Dataset listings of figures
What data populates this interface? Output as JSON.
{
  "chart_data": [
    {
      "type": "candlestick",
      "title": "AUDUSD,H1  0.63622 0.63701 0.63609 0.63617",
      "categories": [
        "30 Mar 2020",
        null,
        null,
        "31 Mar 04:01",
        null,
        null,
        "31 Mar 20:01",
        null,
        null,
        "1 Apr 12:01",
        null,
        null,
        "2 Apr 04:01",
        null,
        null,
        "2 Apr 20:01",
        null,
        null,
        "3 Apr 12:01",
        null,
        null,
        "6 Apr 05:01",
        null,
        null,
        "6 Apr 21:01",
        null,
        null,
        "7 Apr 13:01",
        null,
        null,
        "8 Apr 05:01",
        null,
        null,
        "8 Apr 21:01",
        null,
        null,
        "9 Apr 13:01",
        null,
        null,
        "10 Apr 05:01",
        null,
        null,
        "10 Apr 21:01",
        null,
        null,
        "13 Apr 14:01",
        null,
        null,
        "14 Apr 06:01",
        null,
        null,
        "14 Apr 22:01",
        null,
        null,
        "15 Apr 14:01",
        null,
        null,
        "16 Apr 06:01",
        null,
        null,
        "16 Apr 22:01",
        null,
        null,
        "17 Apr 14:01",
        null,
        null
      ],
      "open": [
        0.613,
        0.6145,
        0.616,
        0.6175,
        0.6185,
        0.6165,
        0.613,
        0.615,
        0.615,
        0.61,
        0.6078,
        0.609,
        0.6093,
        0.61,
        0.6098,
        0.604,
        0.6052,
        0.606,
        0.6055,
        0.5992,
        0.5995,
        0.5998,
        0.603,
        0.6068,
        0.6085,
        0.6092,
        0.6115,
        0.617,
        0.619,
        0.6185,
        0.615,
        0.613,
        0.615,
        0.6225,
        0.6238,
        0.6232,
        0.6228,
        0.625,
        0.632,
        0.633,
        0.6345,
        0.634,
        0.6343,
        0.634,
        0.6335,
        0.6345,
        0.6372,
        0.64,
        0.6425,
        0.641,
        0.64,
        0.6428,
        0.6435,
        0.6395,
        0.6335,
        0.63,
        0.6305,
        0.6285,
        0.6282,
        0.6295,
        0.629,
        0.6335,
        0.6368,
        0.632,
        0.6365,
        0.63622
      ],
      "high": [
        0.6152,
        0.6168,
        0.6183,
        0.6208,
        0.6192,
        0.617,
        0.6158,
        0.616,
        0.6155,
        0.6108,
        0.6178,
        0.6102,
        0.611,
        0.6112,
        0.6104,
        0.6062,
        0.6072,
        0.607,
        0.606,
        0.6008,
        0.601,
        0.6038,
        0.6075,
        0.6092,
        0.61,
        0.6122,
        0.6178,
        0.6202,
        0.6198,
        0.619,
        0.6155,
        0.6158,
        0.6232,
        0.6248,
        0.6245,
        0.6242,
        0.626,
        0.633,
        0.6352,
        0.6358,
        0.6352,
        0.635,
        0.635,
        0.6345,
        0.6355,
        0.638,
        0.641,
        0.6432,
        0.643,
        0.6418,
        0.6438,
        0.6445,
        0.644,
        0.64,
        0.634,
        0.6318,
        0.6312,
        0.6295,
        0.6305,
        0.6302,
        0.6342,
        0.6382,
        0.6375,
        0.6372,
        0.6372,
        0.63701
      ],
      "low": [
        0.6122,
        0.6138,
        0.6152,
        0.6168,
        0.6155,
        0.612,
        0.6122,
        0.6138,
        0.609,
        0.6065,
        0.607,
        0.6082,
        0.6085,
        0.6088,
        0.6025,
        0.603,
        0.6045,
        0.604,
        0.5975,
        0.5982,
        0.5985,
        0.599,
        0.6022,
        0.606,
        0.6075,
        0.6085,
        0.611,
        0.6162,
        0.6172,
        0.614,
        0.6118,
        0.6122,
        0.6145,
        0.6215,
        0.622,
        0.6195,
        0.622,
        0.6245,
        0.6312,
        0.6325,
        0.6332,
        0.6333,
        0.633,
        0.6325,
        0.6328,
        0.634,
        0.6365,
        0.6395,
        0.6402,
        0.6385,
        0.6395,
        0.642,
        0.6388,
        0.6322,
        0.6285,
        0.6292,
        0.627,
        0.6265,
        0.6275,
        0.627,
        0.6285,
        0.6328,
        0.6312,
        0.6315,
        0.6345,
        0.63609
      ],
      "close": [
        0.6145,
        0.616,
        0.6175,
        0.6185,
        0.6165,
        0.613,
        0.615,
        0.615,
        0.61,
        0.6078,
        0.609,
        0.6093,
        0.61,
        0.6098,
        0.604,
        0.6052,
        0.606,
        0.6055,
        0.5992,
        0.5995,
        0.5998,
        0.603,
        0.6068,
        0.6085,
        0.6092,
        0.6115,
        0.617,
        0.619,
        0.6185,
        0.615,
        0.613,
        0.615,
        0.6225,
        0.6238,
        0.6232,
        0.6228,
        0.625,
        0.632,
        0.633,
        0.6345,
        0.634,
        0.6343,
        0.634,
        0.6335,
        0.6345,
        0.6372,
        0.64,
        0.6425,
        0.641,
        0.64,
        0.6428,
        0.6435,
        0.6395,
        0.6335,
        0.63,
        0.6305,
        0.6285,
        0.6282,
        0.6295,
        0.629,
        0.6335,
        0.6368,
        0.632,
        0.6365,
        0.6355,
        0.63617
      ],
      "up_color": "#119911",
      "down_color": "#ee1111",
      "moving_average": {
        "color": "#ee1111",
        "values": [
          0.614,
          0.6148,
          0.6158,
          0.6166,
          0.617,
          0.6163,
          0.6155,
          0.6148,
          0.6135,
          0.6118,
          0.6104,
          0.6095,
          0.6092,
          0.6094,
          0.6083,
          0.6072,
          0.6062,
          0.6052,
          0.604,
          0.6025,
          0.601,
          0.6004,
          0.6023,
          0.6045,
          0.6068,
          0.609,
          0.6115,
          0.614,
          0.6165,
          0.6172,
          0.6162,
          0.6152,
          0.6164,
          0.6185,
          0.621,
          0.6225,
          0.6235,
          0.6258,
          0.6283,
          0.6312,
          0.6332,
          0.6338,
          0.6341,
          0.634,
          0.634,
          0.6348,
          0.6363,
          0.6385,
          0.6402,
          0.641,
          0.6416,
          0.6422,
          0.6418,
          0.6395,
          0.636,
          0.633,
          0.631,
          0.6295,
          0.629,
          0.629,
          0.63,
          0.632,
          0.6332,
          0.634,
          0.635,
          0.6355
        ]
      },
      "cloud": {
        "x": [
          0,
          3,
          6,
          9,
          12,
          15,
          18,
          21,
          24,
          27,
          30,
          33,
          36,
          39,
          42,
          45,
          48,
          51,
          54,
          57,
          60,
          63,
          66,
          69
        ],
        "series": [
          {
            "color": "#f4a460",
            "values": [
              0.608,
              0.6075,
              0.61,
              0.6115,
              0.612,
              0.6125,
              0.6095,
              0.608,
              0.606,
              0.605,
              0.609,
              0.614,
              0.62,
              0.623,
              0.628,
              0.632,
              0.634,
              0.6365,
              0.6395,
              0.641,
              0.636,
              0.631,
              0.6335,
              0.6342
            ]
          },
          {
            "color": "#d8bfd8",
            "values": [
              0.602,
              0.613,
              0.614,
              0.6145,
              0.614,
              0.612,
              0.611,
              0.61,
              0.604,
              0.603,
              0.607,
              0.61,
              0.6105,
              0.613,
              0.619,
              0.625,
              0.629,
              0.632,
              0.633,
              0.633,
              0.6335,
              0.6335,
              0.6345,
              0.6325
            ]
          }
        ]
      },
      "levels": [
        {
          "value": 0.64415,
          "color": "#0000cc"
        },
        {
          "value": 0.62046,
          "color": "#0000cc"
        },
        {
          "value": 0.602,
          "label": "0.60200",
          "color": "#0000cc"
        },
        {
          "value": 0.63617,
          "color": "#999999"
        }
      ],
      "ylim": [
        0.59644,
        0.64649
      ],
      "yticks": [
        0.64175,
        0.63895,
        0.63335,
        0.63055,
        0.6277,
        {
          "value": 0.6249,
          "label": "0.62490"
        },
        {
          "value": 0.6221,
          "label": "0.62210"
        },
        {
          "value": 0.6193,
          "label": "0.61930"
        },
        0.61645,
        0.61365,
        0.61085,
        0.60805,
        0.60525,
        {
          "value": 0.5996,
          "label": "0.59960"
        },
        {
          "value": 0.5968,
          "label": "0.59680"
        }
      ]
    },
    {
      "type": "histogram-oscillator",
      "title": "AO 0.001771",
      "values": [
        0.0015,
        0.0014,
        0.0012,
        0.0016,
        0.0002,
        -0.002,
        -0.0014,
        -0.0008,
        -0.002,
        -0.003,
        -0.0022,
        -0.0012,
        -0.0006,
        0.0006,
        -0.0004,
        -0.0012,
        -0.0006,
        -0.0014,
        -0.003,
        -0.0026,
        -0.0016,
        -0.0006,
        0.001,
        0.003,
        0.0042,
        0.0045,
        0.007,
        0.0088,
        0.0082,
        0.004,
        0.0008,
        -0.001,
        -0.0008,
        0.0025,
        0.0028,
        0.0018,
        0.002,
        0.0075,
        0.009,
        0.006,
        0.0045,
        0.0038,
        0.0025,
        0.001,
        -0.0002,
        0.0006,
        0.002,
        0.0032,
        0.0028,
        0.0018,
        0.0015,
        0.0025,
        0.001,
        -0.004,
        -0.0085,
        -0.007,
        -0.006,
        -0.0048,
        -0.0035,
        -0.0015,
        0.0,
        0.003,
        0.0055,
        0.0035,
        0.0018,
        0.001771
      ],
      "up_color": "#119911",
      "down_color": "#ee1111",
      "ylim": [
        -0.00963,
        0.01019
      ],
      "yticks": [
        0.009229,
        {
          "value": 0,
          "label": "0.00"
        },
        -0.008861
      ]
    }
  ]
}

* **Exercise directions**
Take each line of the material that contains the word "label" and list it.

* **Exercise response**
          "label": "0.60200",
          "label": "0.62490"
          "label": "0.62210"
          "label": "0.61930"
          "label": "0.59960"
          "label": "0.59680"
          "label": "0.00"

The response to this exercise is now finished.